(Figure content listings)
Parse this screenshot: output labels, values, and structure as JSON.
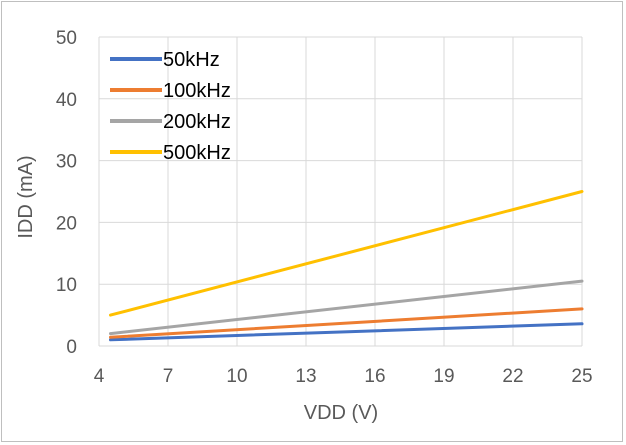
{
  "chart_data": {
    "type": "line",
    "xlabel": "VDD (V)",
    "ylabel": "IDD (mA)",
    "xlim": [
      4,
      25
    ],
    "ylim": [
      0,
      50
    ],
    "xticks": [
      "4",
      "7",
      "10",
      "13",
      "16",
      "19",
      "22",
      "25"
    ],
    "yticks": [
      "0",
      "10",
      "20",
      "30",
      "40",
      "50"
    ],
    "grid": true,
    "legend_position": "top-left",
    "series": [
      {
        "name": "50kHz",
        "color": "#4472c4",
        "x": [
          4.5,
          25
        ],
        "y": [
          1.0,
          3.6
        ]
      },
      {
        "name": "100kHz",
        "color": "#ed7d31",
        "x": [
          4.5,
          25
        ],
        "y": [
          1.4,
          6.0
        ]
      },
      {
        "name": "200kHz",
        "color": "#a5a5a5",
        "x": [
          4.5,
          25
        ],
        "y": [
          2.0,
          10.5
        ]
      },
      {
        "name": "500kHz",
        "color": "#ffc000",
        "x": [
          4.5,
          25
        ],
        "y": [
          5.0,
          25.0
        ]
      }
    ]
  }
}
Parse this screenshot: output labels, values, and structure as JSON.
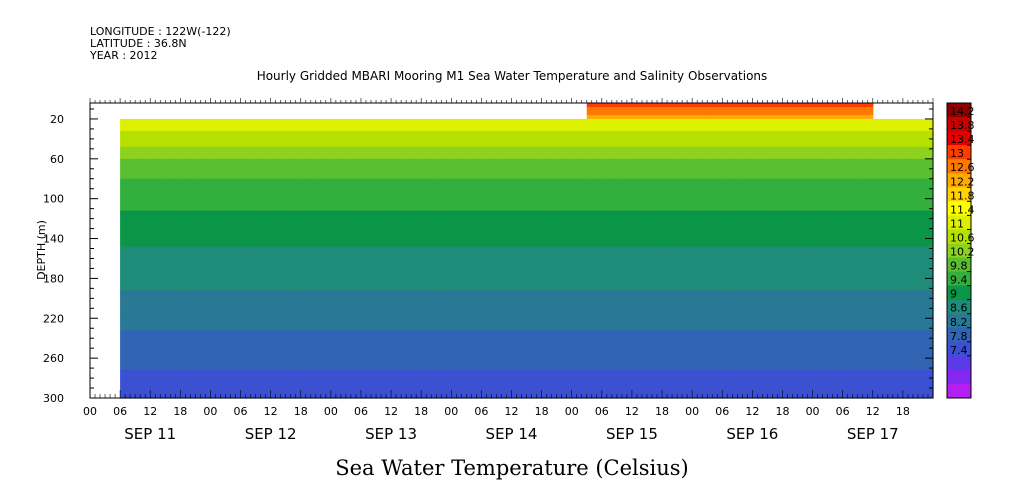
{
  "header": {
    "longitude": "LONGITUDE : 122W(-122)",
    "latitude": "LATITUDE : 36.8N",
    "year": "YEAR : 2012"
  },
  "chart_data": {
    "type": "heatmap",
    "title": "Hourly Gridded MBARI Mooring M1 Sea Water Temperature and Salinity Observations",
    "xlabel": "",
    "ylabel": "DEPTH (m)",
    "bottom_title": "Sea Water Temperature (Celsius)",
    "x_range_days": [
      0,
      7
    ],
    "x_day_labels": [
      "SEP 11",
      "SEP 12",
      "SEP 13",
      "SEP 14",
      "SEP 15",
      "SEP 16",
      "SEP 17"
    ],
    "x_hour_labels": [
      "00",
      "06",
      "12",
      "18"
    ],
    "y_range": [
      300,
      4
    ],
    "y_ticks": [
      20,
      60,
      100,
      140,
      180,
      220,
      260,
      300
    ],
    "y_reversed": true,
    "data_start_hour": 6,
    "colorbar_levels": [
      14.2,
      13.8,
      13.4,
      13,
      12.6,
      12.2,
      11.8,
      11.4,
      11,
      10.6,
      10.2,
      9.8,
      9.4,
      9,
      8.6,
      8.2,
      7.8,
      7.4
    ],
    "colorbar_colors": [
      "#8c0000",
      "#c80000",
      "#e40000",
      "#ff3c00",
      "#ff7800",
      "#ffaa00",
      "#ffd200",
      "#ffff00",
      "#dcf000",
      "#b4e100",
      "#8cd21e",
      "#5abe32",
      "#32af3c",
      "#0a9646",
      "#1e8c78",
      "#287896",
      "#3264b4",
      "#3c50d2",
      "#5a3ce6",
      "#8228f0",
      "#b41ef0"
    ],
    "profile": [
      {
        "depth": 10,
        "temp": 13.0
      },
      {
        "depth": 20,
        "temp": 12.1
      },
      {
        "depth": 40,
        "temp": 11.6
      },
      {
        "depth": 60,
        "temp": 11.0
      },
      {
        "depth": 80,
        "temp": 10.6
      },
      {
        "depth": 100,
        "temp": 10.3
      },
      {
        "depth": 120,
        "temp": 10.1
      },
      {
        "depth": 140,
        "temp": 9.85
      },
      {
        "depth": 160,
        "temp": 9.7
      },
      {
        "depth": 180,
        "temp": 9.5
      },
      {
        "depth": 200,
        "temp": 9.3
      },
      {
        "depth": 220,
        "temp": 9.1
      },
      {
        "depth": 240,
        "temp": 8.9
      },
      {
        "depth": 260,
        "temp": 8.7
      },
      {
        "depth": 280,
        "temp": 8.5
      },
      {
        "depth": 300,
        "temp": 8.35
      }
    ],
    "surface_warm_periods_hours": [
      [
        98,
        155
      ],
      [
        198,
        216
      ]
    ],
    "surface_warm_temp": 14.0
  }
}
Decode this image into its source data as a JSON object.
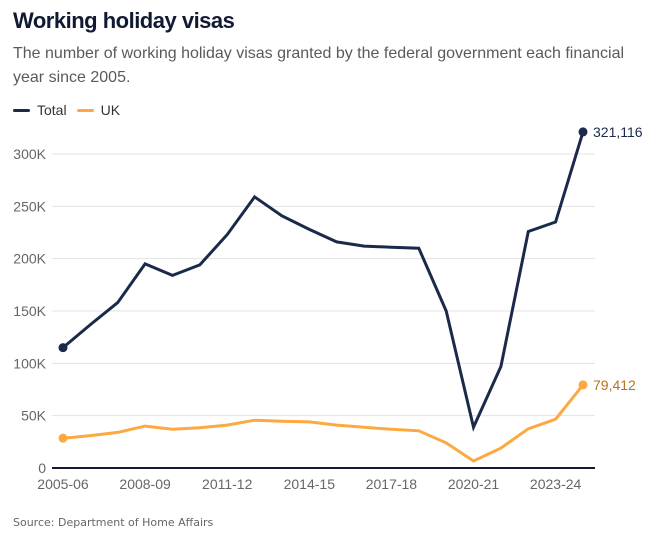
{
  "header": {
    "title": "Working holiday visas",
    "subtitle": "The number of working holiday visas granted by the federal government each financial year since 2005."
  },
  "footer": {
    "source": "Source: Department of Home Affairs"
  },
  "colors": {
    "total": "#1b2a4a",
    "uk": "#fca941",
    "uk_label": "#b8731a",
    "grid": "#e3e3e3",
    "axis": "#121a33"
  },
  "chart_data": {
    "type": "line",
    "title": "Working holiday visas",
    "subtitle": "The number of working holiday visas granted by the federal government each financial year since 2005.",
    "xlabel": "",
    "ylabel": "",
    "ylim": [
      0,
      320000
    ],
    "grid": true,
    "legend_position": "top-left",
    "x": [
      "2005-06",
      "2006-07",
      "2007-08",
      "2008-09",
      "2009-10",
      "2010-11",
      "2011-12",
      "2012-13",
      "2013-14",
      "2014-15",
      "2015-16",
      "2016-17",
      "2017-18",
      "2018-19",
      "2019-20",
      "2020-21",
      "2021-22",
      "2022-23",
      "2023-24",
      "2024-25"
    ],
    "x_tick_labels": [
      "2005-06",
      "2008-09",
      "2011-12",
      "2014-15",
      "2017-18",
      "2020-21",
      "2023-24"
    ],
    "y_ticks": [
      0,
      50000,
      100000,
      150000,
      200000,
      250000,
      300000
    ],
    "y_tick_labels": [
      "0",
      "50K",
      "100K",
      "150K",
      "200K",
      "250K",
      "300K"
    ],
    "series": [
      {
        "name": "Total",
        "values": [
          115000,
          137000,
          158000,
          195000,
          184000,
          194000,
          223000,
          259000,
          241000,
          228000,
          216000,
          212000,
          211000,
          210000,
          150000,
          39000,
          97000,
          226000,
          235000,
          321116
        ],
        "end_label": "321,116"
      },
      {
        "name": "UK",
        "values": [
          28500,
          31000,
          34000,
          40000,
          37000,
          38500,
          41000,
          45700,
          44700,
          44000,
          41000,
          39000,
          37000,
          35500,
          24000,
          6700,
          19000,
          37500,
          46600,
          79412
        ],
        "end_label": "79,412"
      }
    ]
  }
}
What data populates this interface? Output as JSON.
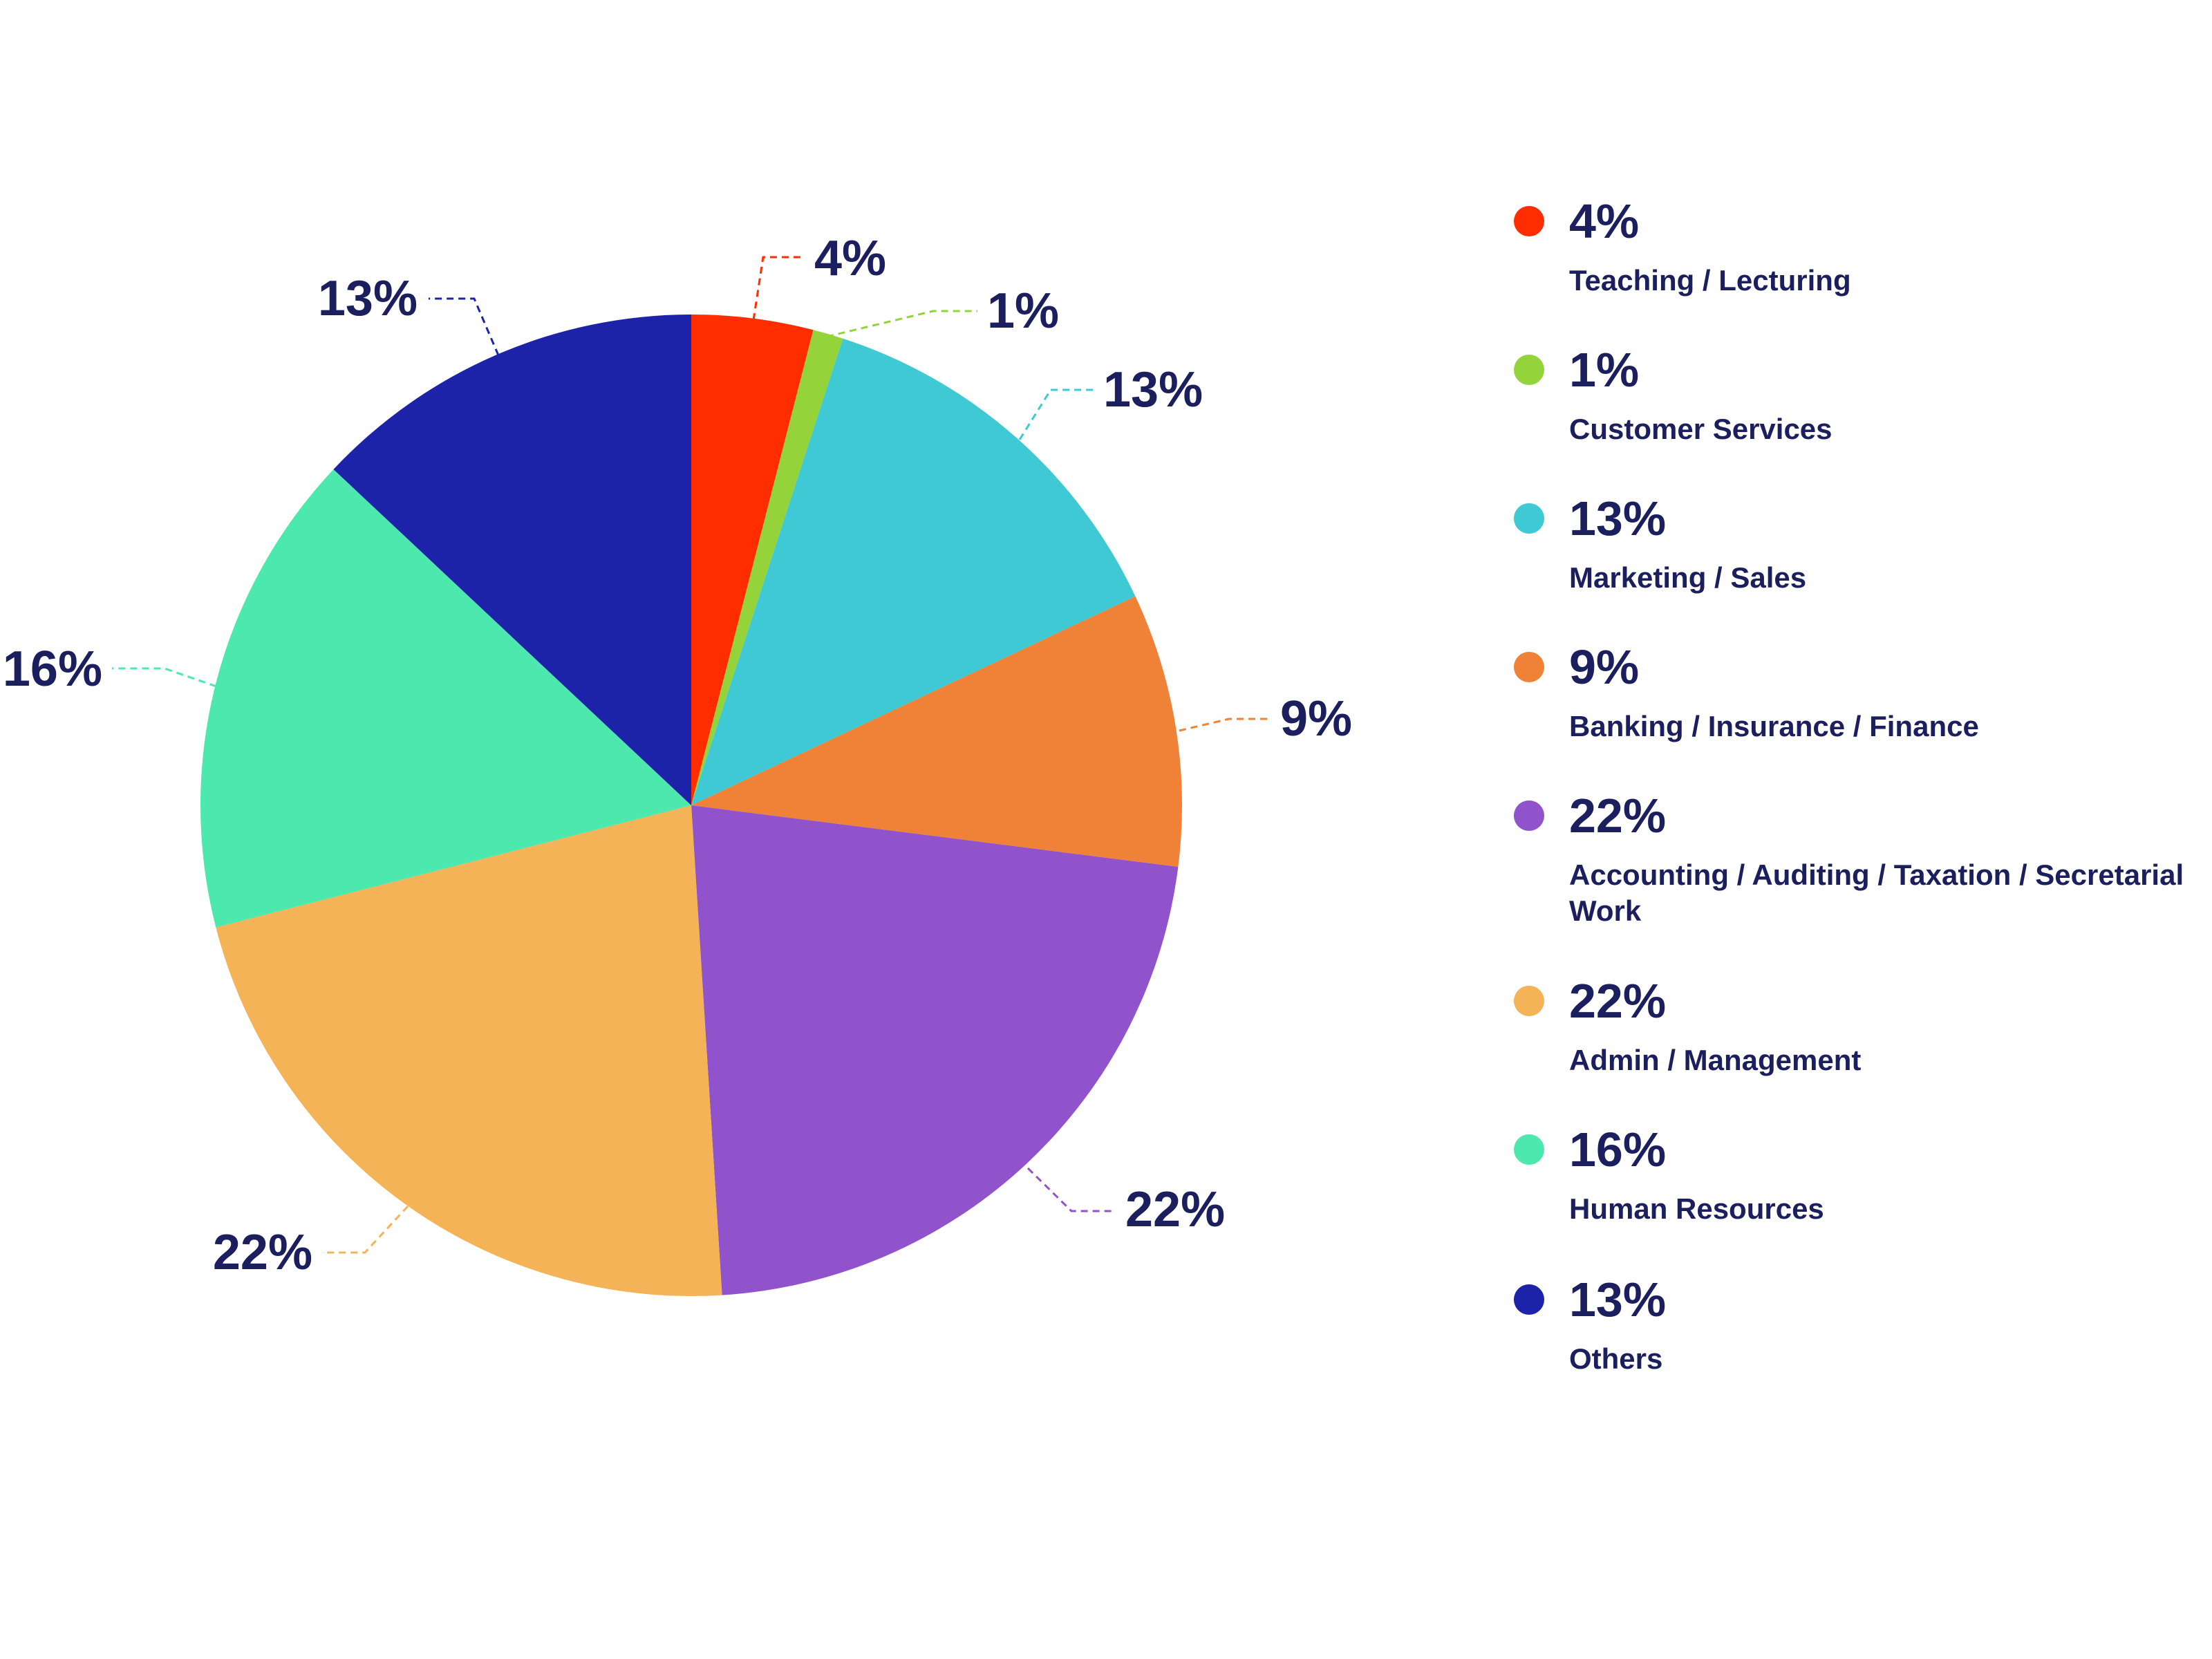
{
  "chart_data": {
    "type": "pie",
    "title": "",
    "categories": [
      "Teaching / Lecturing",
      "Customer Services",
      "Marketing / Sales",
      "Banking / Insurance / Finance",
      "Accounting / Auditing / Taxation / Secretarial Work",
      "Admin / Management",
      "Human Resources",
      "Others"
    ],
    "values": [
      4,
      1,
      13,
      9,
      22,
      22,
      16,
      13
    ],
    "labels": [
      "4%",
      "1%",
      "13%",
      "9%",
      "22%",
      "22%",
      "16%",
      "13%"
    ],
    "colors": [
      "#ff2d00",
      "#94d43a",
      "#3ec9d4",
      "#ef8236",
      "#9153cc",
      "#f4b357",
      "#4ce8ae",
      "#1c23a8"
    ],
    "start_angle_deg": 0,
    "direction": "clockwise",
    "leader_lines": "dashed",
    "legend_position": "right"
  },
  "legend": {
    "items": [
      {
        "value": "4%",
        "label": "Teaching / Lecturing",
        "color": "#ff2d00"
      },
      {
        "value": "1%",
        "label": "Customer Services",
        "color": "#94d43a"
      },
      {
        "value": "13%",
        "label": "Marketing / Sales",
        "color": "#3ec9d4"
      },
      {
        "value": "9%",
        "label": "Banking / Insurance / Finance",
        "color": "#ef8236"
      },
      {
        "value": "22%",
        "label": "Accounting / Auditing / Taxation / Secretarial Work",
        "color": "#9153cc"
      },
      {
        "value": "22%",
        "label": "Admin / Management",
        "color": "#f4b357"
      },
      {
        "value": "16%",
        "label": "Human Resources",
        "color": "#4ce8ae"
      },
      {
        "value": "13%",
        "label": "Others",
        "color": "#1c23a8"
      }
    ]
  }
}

What this task involves ▸ Do not include the pictures. Quote only the lines from the line with "What data populates" through the end of the material, both ends included, exactly.

Result of the task ▸
What data populates this interface? Output as JSON.
{
  "chart_data": {
    "type": "pie",
    "title": "",
    "categories": [
      "Teaching / Lecturing",
      "Customer Services",
      "Marketing / Sales",
      "Banking / Insurance / Finance",
      "Accounting / Auditing / Taxation / Secretarial Work",
      "Admin / Management",
      "Human Resources",
      "Others"
    ],
    "values": [
      4,
      1,
      13,
      9,
      22,
      22,
      16,
      13
    ],
    "labels": [
      "4%",
      "1%",
      "13%",
      "9%",
      "22%",
      "22%",
      "16%",
      "13%"
    ],
    "colors": [
      "#ff2d00",
      "#94d43a",
      "#3ec9d4",
      "#ef8236",
      "#9153cc",
      "#f4b357",
      "#4ce8ae",
      "#1c23a8"
    ],
    "start_angle_deg": 0,
    "direction": "clockwise",
    "leader_lines": "dashed",
    "legend_position": "right"
  },
  "legend": {
    "items": [
      {
        "value": "4%",
        "label": "Teaching / Lecturing",
        "color": "#ff2d00"
      },
      {
        "value": "1%",
        "label": "Customer Services",
        "color": "#94d43a"
      },
      {
        "value": "13%",
        "label": "Marketing / Sales",
        "color": "#3ec9d4"
      },
      {
        "value": "9%",
        "label": "Banking / Insurance / Finance",
        "color": "#ef8236"
      },
      {
        "value": "22%",
        "label": "Accounting / Auditing / Taxation / Secretarial Work",
        "color": "#9153cc"
      },
      {
        "value": "22%",
        "label": "Admin / Management",
        "color": "#f4b357"
      },
      {
        "value": "16%",
        "label": "Human Resources",
        "color": "#4ce8ae"
      },
      {
        "value": "13%",
        "label": "Others",
        "color": "#1c23a8"
      }
    ]
  }
}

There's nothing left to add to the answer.